Task goal.
Only lines holding the string "unpaired" are wanted; copy each one from the material.

# # #

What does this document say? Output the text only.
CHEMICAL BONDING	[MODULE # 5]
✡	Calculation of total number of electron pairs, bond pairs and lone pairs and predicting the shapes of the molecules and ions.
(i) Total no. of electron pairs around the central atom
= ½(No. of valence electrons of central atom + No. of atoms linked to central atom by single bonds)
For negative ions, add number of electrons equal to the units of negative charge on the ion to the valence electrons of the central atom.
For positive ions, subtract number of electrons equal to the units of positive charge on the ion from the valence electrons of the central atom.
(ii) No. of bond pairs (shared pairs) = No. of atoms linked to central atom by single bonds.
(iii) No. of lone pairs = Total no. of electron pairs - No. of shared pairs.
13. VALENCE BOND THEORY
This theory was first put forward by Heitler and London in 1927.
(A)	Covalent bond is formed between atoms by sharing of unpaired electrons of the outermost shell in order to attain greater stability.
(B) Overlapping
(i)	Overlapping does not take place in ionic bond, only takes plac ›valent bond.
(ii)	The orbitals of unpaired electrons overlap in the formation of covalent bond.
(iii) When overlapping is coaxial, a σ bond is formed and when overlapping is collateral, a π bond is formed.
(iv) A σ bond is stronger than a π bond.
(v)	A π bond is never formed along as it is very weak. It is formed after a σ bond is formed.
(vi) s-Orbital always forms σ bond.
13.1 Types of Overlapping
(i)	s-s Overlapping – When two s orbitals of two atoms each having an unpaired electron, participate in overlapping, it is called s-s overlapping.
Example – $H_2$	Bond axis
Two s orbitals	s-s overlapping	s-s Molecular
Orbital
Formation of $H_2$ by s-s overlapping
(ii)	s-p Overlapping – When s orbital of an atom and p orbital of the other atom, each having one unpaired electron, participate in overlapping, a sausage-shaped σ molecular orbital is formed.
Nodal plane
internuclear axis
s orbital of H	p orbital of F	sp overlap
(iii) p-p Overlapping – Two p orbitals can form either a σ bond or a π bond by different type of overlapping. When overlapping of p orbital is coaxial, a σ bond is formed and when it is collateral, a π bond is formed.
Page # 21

# # #

Exercise result.
(A)	Covalent bond is formed between atoms by sharing of unpaired electrons of the outermost shell in order to attain greater stability.
(ii)	The orbitals of unpaired electrons overlap in the formation of covalent bond.
(i)	s-s Overlapping – When two s orbitals of two atoms each having an unpaired electron, participate in overlapping, it is called s-s overlapping.
(ii)	s-p Overlapping – When s orbital of an atom and p orbital of the other atom, each having one unpaired electron, participate in overlapping, a sausage-shaped σ molecular orbital is formed.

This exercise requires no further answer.